• _INSTRUCTION_:
Skip the images and copy each record exactly as written.

┌──

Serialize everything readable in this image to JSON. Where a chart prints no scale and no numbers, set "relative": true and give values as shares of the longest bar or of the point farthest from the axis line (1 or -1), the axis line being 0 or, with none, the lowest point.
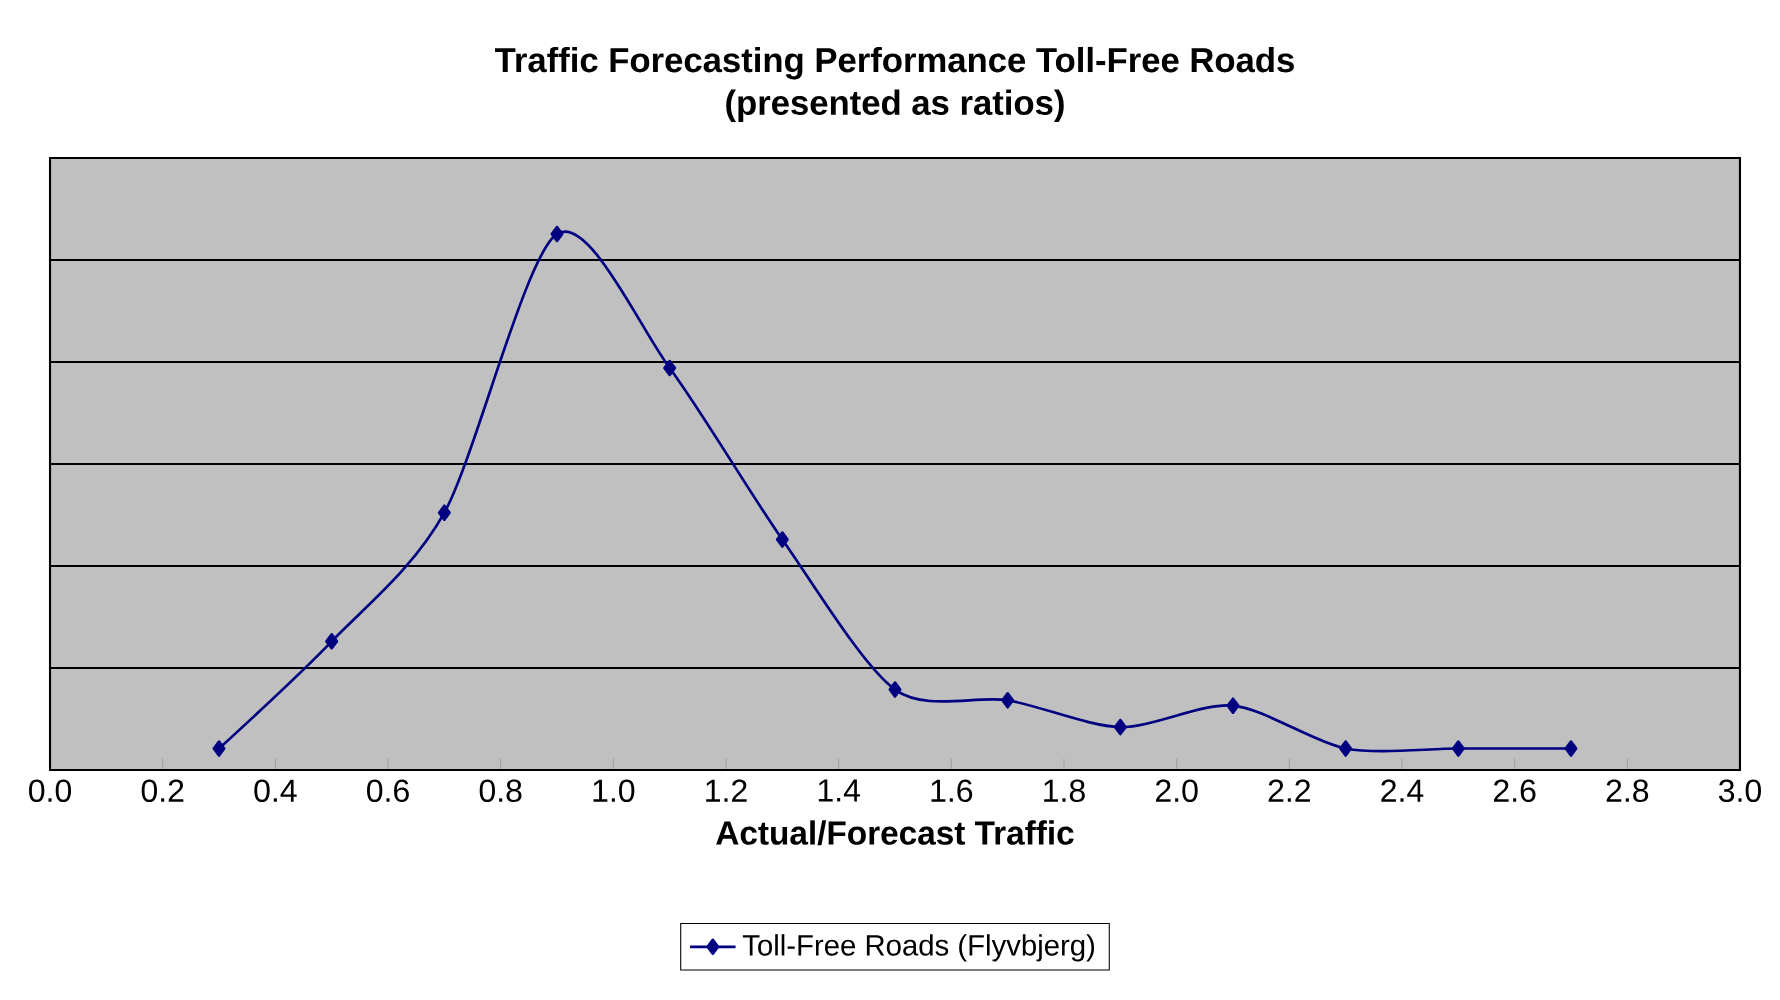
{
  "chart_data": {
    "type": "line",
    "title": "Traffic Forecasting Performance Toll-Free Roads",
    "subtitle": "(presented as ratios)",
    "xlabel": "Actual/Forecast Traffic",
    "relative": true,
    "x": [
      0.3,
      0.5,
      0.7,
      0.9,
      1.1,
      1.3,
      1.5,
      1.7,
      1.9,
      2.1,
      2.3,
      2.5,
      2.7
    ],
    "series": [
      {
        "name": "Toll-Free Roads (Flyvbjerg)",
        "color": "#000080",
        "values": [
          0.04,
          0.24,
          0.48,
          1,
          0.75,
          0.43,
          0.15,
          0.13,
          0.08,
          0.12,
          0.04,
          0.04,
          0.04
        ]
      }
    ],
    "xlim": [
      0,
      3
    ],
    "xticks": [
      {
        "value": 0,
        "label": "0.0"
      },
      {
        "value": 0.2,
        "label": "0.2"
      },
      {
        "value": 0.4,
        "label": "0.4"
      },
      {
        "value": 0.6,
        "label": "0.6"
      },
      {
        "value": 0.8,
        "label": "0.8"
      },
      {
        "value": 1,
        "label": "1.0"
      },
      {
        "value": 1.2,
        "label": "1.2"
      },
      {
        "value": 1.4,
        "label": "1.4"
      },
      {
        "value": 1.6,
        "label": "1.6"
      },
      {
        "value": 1.8,
        "label": "1.8"
      },
      {
        "value": 2,
        "label": "2.0"
      },
      {
        "value": 2.2,
        "label": "2.2"
      },
      {
        "value": 2.4,
        "label": "2.4"
      },
      {
        "value": 2.6,
        "label": "2.6"
      },
      {
        "value": 2.8,
        "label": "2.8"
      },
      {
        "value": 3,
        "label": "3.0"
      }
    ],
    "grid": "y",
    "legend": "bottom",
    "marker": "diamond",
    "line_style": "solid"
  }
}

└──

• _RESULT OF THE TASK_:
Serialize everything readable in this image to JSON. Where a chart prints no scale and no numbers, set "relative": true and give values as shares of the longest bar or of the point farthest from the axis line (1 or -1), the axis line being 0 or, with none, the lowest point.
{
  "chart_data": {
    "type": "line",
    "title": "Traffic Forecasting Performance Toll-Free Roads",
    "subtitle": "(presented as ratios)",
    "xlabel": "Actual/Forecast Traffic",
    "relative": true,
    "x": [
      0.3,
      0.5,
      0.7,
      0.9,
      1.1,
      1.3,
      1.5,
      1.7,
      1.9,
      2.1,
      2.3,
      2.5,
      2.7
    ],
    "series": [
      {
        "name": "Toll-Free Roads (Flyvbjerg)",
        "color": "#000080",
        "values": [
          0.04,
          0.24,
          0.48,
          1,
          0.75,
          0.43,
          0.15,
          0.13,
          0.08,
          0.12,
          0.04,
          0.04,
          0.04
        ]
      }
    ],
    "xlim": [
      0,
      3
    ],
    "xticks": [
      {
        "value": 0,
        "label": "0.0"
      },
      {
        "value": 0.2,
        "label": "0.2"
      },
      {
        "value": 0.4,
        "label": "0.4"
      },
      {
        "value": 0.6,
        "label": "0.6"
      },
      {
        "value": 0.8,
        "label": "0.8"
      },
      {
        "value": 1,
        "label": "1.0"
      },
      {
        "value": 1.2,
        "label": "1.2"
      },
      {
        "value": 1.4,
        "label": "1.4"
      },
      {
        "value": 1.6,
        "label": "1.6"
      },
      {
        "value": 1.8,
        "label": "1.8"
      },
      {
        "value": 2,
        "label": "2.0"
      },
      {
        "value": 2.2,
        "label": "2.2"
      },
      {
        "value": 2.4,
        "label": "2.4"
      },
      {
        "value": 2.6,
        "label": "2.6"
      },
      {
        "value": 2.8,
        "label": "2.8"
      },
      {
        "value": 3,
        "label": "3.0"
      }
    ],
    "grid": "y",
    "legend": "bottom",
    "marker": "diamond",
    "line_style": "solid"
  }
}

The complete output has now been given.